_Task details_
Find the word "Ответственный" in the material below and gather every line that contains it.

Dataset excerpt
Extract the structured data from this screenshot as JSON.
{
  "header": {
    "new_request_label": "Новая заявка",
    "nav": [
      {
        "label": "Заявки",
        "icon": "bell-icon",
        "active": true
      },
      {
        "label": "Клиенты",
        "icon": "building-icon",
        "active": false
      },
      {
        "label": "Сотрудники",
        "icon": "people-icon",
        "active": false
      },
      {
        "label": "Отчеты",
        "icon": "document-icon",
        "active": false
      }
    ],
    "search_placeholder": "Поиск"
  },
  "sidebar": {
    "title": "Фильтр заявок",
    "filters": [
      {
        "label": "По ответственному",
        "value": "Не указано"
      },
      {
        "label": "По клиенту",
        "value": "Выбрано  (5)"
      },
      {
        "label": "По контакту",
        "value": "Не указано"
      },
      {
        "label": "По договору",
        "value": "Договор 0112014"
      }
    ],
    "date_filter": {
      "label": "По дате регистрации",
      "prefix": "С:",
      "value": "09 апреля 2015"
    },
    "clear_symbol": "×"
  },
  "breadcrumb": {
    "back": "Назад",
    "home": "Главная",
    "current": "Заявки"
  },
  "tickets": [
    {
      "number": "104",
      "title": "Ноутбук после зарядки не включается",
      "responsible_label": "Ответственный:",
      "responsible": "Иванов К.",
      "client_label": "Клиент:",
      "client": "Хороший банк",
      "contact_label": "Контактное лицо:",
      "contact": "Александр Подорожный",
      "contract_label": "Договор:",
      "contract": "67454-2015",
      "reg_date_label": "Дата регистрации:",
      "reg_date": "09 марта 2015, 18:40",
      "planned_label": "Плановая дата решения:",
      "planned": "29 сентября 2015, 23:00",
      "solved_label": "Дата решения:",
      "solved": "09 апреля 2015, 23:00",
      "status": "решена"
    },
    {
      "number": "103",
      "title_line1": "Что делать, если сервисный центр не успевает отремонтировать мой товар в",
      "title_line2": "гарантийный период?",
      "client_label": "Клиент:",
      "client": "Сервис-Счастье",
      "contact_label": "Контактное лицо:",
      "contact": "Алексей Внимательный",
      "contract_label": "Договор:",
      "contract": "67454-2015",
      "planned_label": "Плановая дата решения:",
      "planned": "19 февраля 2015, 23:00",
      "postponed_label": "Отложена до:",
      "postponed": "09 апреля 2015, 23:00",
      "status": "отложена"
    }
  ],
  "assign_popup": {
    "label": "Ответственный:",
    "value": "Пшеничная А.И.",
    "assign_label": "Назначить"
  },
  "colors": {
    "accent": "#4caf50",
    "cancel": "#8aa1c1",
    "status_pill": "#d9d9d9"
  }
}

_Solution below_
      "responsible_label": "Ответственный:",
    "label": "Ответственный:",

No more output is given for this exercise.